__Short exercise__
Gather up every line from the entries below that uses the word "EBITDA".

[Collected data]

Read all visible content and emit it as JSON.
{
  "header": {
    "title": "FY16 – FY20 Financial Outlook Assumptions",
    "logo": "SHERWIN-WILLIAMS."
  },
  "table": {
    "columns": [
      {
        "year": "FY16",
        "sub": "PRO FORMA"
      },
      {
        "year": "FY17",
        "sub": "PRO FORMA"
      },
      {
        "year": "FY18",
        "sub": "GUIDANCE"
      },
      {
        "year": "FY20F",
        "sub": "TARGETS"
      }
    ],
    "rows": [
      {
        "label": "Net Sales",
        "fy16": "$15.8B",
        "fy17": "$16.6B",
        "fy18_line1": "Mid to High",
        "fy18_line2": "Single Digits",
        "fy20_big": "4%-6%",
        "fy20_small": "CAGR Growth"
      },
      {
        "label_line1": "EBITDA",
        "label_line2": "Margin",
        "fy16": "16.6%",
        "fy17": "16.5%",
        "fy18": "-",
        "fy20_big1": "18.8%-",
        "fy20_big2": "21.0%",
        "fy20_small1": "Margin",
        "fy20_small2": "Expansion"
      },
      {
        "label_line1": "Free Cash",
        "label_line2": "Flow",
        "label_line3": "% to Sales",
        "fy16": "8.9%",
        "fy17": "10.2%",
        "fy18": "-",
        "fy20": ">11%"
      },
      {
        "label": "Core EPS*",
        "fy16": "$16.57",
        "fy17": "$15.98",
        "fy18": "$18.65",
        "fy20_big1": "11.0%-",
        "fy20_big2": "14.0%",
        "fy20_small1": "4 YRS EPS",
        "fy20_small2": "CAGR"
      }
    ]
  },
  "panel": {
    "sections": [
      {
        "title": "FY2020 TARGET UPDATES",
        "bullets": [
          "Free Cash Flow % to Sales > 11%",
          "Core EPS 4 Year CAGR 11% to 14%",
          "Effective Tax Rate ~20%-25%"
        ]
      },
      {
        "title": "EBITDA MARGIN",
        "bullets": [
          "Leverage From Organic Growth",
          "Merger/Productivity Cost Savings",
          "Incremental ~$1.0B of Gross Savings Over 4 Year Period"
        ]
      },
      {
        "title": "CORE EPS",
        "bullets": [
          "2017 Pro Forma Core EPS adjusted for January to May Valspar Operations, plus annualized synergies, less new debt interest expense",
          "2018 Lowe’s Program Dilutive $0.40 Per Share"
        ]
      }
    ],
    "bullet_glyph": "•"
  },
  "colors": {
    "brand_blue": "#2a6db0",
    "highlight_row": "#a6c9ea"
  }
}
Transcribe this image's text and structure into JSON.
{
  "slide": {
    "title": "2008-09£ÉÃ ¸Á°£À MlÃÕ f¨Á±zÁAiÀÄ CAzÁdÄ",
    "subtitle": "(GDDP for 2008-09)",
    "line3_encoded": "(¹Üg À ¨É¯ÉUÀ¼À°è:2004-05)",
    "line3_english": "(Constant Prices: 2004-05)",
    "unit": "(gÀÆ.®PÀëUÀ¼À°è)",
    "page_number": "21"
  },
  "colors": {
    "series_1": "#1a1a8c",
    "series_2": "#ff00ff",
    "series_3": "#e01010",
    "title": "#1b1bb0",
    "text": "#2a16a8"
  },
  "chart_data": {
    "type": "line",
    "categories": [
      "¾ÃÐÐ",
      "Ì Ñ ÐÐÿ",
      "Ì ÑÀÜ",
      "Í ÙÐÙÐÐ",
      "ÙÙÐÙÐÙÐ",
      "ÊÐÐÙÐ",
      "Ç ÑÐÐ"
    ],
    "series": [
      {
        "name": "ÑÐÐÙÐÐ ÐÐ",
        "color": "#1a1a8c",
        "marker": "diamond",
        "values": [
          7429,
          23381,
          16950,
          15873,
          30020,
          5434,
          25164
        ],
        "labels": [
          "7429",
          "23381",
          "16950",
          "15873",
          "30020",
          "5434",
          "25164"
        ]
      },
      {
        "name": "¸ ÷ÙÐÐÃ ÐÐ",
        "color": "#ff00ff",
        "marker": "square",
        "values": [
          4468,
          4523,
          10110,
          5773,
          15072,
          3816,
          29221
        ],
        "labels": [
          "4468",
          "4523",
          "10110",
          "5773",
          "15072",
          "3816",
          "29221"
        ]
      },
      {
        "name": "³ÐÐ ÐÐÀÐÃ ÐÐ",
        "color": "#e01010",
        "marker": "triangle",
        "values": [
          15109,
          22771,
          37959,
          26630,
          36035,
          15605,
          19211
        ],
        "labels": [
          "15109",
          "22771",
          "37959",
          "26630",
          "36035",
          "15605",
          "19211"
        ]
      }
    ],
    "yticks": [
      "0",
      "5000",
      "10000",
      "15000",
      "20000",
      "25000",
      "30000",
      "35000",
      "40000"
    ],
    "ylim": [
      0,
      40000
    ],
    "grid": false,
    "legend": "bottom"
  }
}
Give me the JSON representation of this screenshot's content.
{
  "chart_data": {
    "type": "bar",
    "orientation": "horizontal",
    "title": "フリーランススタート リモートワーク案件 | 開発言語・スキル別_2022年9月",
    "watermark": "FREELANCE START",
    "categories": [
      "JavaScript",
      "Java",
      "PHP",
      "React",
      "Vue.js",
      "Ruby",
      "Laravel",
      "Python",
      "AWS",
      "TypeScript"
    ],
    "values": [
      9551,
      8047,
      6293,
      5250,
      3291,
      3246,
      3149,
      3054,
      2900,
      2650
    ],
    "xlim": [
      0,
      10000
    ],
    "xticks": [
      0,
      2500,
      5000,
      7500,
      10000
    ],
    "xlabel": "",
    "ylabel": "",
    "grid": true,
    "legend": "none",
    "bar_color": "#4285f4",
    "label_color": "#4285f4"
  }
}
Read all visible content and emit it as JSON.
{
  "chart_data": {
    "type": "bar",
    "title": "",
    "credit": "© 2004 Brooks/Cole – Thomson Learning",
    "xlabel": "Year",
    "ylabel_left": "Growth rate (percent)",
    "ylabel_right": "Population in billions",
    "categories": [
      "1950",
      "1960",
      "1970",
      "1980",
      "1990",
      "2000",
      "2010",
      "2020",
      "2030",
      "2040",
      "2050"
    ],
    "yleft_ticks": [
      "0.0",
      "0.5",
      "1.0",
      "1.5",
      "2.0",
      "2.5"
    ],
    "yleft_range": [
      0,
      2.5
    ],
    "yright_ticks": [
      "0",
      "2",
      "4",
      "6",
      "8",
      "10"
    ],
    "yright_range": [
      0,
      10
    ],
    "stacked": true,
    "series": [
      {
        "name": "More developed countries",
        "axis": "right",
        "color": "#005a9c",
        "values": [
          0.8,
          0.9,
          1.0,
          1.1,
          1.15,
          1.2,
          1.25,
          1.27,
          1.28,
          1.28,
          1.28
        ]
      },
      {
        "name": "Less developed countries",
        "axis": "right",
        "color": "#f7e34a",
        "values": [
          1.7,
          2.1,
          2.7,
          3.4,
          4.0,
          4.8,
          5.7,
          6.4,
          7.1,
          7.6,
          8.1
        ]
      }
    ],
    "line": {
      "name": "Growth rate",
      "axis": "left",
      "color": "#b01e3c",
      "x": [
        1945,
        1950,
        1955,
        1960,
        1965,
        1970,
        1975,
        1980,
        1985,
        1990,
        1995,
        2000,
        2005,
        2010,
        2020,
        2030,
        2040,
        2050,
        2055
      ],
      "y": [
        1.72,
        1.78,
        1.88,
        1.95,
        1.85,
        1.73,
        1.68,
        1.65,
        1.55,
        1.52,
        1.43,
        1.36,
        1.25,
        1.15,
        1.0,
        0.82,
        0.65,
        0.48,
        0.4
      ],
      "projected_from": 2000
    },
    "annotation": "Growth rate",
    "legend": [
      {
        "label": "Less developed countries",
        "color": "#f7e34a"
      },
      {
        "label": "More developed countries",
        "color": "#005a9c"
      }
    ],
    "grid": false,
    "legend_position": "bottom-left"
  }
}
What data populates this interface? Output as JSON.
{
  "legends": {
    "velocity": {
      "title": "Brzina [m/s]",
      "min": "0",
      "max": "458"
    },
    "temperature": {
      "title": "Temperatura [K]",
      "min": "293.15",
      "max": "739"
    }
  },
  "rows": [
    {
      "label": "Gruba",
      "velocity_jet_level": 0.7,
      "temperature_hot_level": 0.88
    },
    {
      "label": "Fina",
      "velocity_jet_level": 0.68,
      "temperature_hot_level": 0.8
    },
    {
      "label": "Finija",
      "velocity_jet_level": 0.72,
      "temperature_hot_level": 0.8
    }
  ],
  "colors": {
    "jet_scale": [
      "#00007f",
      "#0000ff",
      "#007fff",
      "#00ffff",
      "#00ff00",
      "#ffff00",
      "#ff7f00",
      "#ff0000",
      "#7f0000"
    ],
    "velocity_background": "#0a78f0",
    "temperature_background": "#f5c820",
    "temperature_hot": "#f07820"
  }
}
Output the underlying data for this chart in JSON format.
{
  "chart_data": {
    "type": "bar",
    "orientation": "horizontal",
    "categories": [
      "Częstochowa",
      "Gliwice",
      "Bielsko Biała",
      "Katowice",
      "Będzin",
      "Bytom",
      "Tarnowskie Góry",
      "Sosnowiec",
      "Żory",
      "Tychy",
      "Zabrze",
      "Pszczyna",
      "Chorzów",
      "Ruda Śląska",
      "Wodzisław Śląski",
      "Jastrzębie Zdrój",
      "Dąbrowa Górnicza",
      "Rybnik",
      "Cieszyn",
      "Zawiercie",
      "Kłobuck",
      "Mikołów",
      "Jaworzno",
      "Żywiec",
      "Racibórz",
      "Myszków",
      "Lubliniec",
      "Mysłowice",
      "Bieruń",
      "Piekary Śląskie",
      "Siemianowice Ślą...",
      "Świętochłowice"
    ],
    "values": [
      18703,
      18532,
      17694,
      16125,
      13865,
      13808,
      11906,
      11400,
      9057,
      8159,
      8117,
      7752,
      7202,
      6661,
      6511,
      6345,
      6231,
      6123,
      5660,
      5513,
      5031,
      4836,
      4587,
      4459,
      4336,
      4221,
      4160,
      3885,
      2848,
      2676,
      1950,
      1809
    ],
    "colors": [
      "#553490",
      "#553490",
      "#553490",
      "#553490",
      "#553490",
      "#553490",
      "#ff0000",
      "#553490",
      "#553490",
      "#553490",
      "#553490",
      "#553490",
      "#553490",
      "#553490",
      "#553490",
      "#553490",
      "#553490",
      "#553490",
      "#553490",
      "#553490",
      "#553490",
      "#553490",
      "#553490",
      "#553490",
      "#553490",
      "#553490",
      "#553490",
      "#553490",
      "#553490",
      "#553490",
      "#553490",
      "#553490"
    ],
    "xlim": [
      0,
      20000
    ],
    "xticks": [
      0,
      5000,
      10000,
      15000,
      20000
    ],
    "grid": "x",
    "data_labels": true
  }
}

__Solution to the problem__
        "label_line1": "EBITDA",
        "title": "EBITDA MARGIN",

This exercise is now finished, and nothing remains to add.